WRITTEN REQUEST => Each line of the listing must be transcribed exactly, except for the images, which should be excluded.

________________________________________

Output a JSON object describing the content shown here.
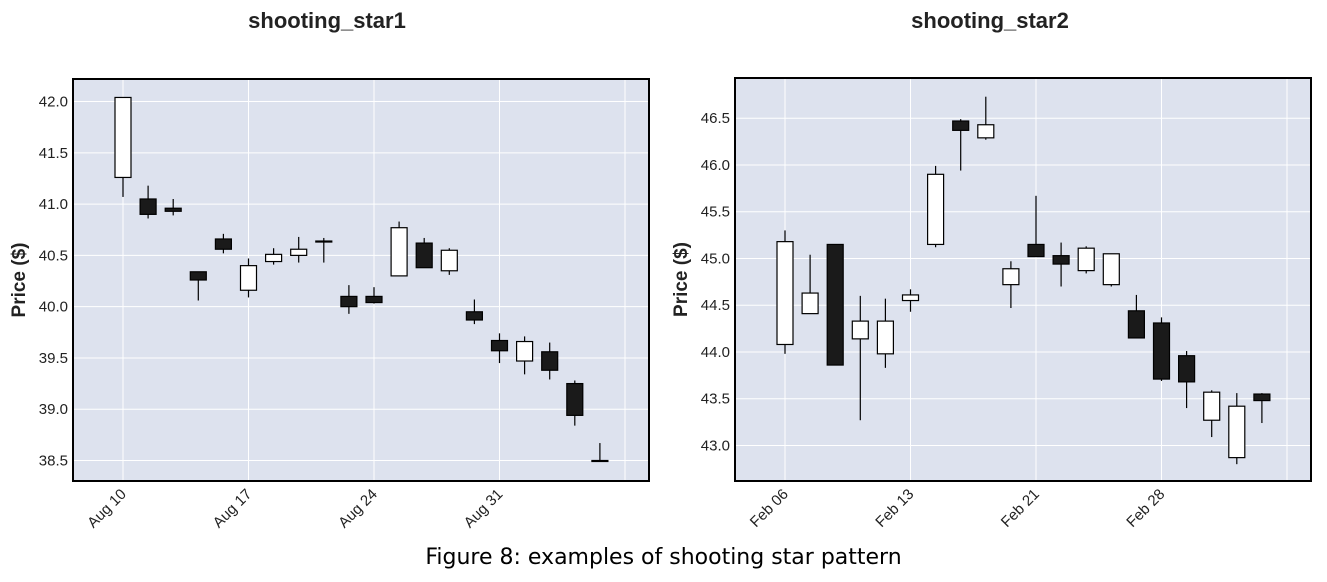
{
  "figure_caption": "Figure 8: examples of shooting star pattern",
  "colors": {
    "background": "#dde2ee",
    "grid": "#ffffff",
    "bullish": "#ffffff",
    "bearish": "#1a1a1a",
    "edge": "#000000"
  },
  "chart_data": [
    {
      "type": "candlestick",
      "title": "shooting_star1",
      "xlabel": "",
      "ylabel": "Price ($)",
      "ylim": [
        38.3,
        42.22
      ],
      "yticks": [
        "38.5",
        "39.0",
        "39.5",
        "40.0",
        "40.5",
        "41.0",
        "41.5",
        "42.0"
      ],
      "grid": true,
      "xtick_labels": [
        {
          "label": "Aug 10",
          "index": 0
        },
        {
          "label": "Aug 17",
          "index": 5
        },
        {
          "label": "Aug 24",
          "index": 10
        },
        {
          "label": "Aug 31",
          "index": 15
        },
        {
          "label": "",
          "index": 20
        }
      ],
      "candles": [
        {
          "open": 41.26,
          "high": 42.04,
          "low": 41.07,
          "close": 42.04
        },
        {
          "open": 41.05,
          "high": 41.18,
          "low": 40.86,
          "close": 40.9
        },
        {
          "open": 40.96,
          "high": 41.05,
          "low": 40.89,
          "close": 40.93
        },
        {
          "open": 40.34,
          "high": 40.34,
          "low": 40.06,
          "close": 40.26
        },
        {
          "open": 40.66,
          "high": 40.71,
          "low": 40.52,
          "close": 40.56
        },
        {
          "open": 40.16,
          "high": 40.47,
          "low": 40.09,
          "close": 40.4
        },
        {
          "open": 40.44,
          "high": 40.57,
          "low": 40.41,
          "close": 40.51
        },
        {
          "open": 40.5,
          "high": 40.68,
          "low": 40.43,
          "close": 40.56
        },
        {
          "open": 40.64,
          "high": 40.67,
          "low": 40.43,
          "close": 40.64
        },
        {
          "open": 40.1,
          "high": 40.21,
          "low": 39.93,
          "close": 40.0
        },
        {
          "open": 40.1,
          "high": 40.19,
          "low": 40.03,
          "close": 40.04
        },
        {
          "open": 40.3,
          "high": 40.83,
          "low": 40.3,
          "close": 40.77
        },
        {
          "open": 40.62,
          "high": 40.67,
          "low": 40.38,
          "close": 40.38
        },
        {
          "open": 40.35,
          "high": 40.57,
          "low": 40.31,
          "close": 40.55
        },
        {
          "open": 39.95,
          "high": 40.07,
          "low": 39.83,
          "close": 39.87
        },
        {
          "open": 39.67,
          "high": 39.74,
          "low": 39.45,
          "close": 39.57
        },
        {
          "open": 39.47,
          "high": 39.71,
          "low": 39.34,
          "close": 39.66
        },
        {
          "open": 39.56,
          "high": 39.65,
          "low": 39.29,
          "close": 39.38
        },
        {
          "open": 39.25,
          "high": 39.28,
          "low": 38.84,
          "close": 38.94
        },
        {
          "open": 38.5,
          "high": 38.67,
          "low": 38.49,
          "close": 38.5
        }
      ]
    },
    {
      "type": "candlestick",
      "title": "shooting_star2",
      "xlabel": "",
      "ylabel": "Price ($)",
      "ylim": [
        42.62,
        46.93
      ],
      "yticks": [
        "43.0",
        "43.5",
        "44.0",
        "44.5",
        "45.0",
        "45.5",
        "46.0",
        "46.5"
      ],
      "grid": true,
      "xtick_labels": [
        {
          "label": "Feb 06",
          "index": 0
        },
        {
          "label": "Feb 13",
          "index": 5
        },
        {
          "label": "Feb 21",
          "index": 10
        },
        {
          "label": "Feb 28",
          "index": 15
        },
        {
          "label": "",
          "index": 20
        }
      ],
      "candles": [
        {
          "open": 44.08,
          "high": 45.3,
          "low": 43.98,
          "close": 45.18
        },
        {
          "open": 44.41,
          "high": 45.04,
          "low": 44.41,
          "close": 44.63
        },
        {
          "open": 45.15,
          "high": 45.15,
          "low": 43.86,
          "close": 43.86
        },
        {
          "open": 44.14,
          "high": 44.6,
          "low": 43.27,
          "close": 44.33
        },
        {
          "open": 43.98,
          "high": 44.57,
          "low": 43.83,
          "close": 44.33
        },
        {
          "open": 44.55,
          "high": 44.67,
          "low": 44.43,
          "close": 44.61
        },
        {
          "open": 45.15,
          "high": 45.99,
          "low": 45.12,
          "close": 45.9
        },
        {
          "open": 46.47,
          "high": 46.49,
          "low": 45.94,
          "close": 46.37
        },
        {
          "open": 46.29,
          "high": 46.73,
          "low": 46.27,
          "close": 46.43
        },
        {
          "open": 44.72,
          "high": 44.97,
          "low": 44.47,
          "close": 44.89
        },
        {
          "open": 45.15,
          "high": 45.67,
          "low": 45.02,
          "close": 45.02
        },
        {
          "open": 45.03,
          "high": 45.17,
          "low": 44.7,
          "close": 44.94
        },
        {
          "open": 44.87,
          "high": 45.13,
          "low": 44.84,
          "close": 45.11
        },
        {
          "open": 44.72,
          "high": 45.05,
          "low": 44.7,
          "close": 45.05
        },
        {
          "open": 44.44,
          "high": 44.61,
          "low": 44.15,
          "close": 44.15
        },
        {
          "open": 44.31,
          "high": 44.37,
          "low": 43.69,
          "close": 43.71
        },
        {
          "open": 43.96,
          "high": 44.01,
          "low": 43.4,
          "close": 43.68
        },
        {
          "open": 43.27,
          "high": 43.59,
          "low": 43.09,
          "close": 43.57
        },
        {
          "open": 42.87,
          "high": 43.56,
          "low": 42.8,
          "close": 43.42
        },
        {
          "open": 43.55,
          "high": 43.56,
          "low": 43.24,
          "close": 43.48
        }
      ]
    }
  ]
}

________________________________________

RESPONSE =>
Output a JSON object describing the content shown here.
{
  "figure_caption": "Figure 8: examples of shooting star pattern",
  "colors": {
    "background": "#dde2ee",
    "grid": "#ffffff",
    "bullish": "#ffffff",
    "bearish": "#1a1a1a",
    "edge": "#000000"
  },
  "chart_data": [
    {
      "type": "candlestick",
      "title": "shooting_star1",
      "xlabel": "",
      "ylabel": "Price ($)",
      "ylim": [
        38.3,
        42.22
      ],
      "yticks": [
        "38.5",
        "39.0",
        "39.5",
        "40.0",
        "40.5",
        "41.0",
        "41.5",
        "42.0"
      ],
      "grid": true,
      "xtick_labels": [
        {
          "label": "Aug 10",
          "index": 0
        },
        {
          "label": "Aug 17",
          "index": 5
        },
        {
          "label": "Aug 24",
          "index": 10
        },
        {
          "label": "Aug 31",
          "index": 15
        },
        {
          "label": "",
          "index": 20
        }
      ],
      "candles": [
        {
          "open": 41.26,
          "high": 42.04,
          "low": 41.07,
          "close": 42.04
        },
        {
          "open": 41.05,
          "high": 41.18,
          "low": 40.86,
          "close": 40.9
        },
        {
          "open": 40.96,
          "high": 41.05,
          "low": 40.89,
          "close": 40.93
        },
        {
          "open": 40.34,
          "high": 40.34,
          "low": 40.06,
          "close": 40.26
        },
        {
          "open": 40.66,
          "high": 40.71,
          "low": 40.52,
          "close": 40.56
        },
        {
          "open": 40.16,
          "high": 40.47,
          "low": 40.09,
          "close": 40.4
        },
        {
          "open": 40.44,
          "high": 40.57,
          "low": 40.41,
          "close": 40.51
        },
        {
          "open": 40.5,
          "high": 40.68,
          "low": 40.43,
          "close": 40.56
        },
        {
          "open": 40.64,
          "high": 40.67,
          "low": 40.43,
          "close": 40.64
        },
        {
          "open": 40.1,
          "high": 40.21,
          "low": 39.93,
          "close": 40.0
        },
        {
          "open": 40.1,
          "high": 40.19,
          "low": 40.03,
          "close": 40.04
        },
        {
          "open": 40.3,
          "high": 40.83,
          "low": 40.3,
          "close": 40.77
        },
        {
          "open": 40.62,
          "high": 40.67,
          "low": 40.38,
          "close": 40.38
        },
        {
          "open": 40.35,
          "high": 40.57,
          "low": 40.31,
          "close": 40.55
        },
        {
          "open": 39.95,
          "high": 40.07,
          "low": 39.83,
          "close": 39.87
        },
        {
          "open": 39.67,
          "high": 39.74,
          "low": 39.45,
          "close": 39.57
        },
        {
          "open": 39.47,
          "high": 39.71,
          "low": 39.34,
          "close": 39.66
        },
        {
          "open": 39.56,
          "high": 39.65,
          "low": 39.29,
          "close": 39.38
        },
        {
          "open": 39.25,
          "high": 39.28,
          "low": 38.84,
          "close": 38.94
        },
        {
          "open": 38.5,
          "high": 38.67,
          "low": 38.49,
          "close": 38.5
        }
      ]
    },
    {
      "type": "candlestick",
      "title": "shooting_star2",
      "xlabel": "",
      "ylabel": "Price ($)",
      "ylim": [
        42.62,
        46.93
      ],
      "yticks": [
        "43.0",
        "43.5",
        "44.0",
        "44.5",
        "45.0",
        "45.5",
        "46.0",
        "46.5"
      ],
      "grid": true,
      "xtick_labels": [
        {
          "label": "Feb 06",
          "index": 0
        },
        {
          "label": "Feb 13",
          "index": 5
        },
        {
          "label": "Feb 21",
          "index": 10
        },
        {
          "label": "Feb 28",
          "index": 15
        },
        {
          "label": "",
          "index": 20
        }
      ],
      "candles": [
        {
          "open": 44.08,
          "high": 45.3,
          "low": 43.98,
          "close": 45.18
        },
        {
          "open": 44.41,
          "high": 45.04,
          "low": 44.41,
          "close": 44.63
        },
        {
          "open": 45.15,
          "high": 45.15,
          "low": 43.86,
          "close": 43.86
        },
        {
          "open": 44.14,
          "high": 44.6,
          "low": 43.27,
          "close": 44.33
        },
        {
          "open": 43.98,
          "high": 44.57,
          "low": 43.83,
          "close": 44.33
        },
        {
          "open": 44.55,
          "high": 44.67,
          "low": 44.43,
          "close": 44.61
        },
        {
          "open": 45.15,
          "high": 45.99,
          "low": 45.12,
          "close": 45.9
        },
        {
          "open": 46.47,
          "high": 46.49,
          "low": 45.94,
          "close": 46.37
        },
        {
          "open": 46.29,
          "high": 46.73,
          "low": 46.27,
          "close": 46.43
        },
        {
          "open": 44.72,
          "high": 44.97,
          "low": 44.47,
          "close": 44.89
        },
        {
          "open": 45.15,
          "high": 45.67,
          "low": 45.02,
          "close": 45.02
        },
        {
          "open": 45.03,
          "high": 45.17,
          "low": 44.7,
          "close": 44.94
        },
        {
          "open": 44.87,
          "high": 45.13,
          "low": 44.84,
          "close": 45.11
        },
        {
          "open": 44.72,
          "high": 45.05,
          "low": 44.7,
          "close": 45.05
        },
        {
          "open": 44.44,
          "high": 44.61,
          "low": 44.15,
          "close": 44.15
        },
        {
          "open": 44.31,
          "high": 44.37,
          "low": 43.69,
          "close": 43.71
        },
        {
          "open": 43.96,
          "high": 44.01,
          "low": 43.4,
          "close": 43.68
        },
        {
          "open": 43.27,
          "high": 43.59,
          "low": 43.09,
          "close": 43.57
        },
        {
          "open": 42.87,
          "high": 43.56,
          "low": 42.8,
          "close": 43.42
        },
        {
          "open": 43.55,
          "high": 43.56,
          "low": 43.24,
          "close": 43.48
        }
      ]
    }
  ]
}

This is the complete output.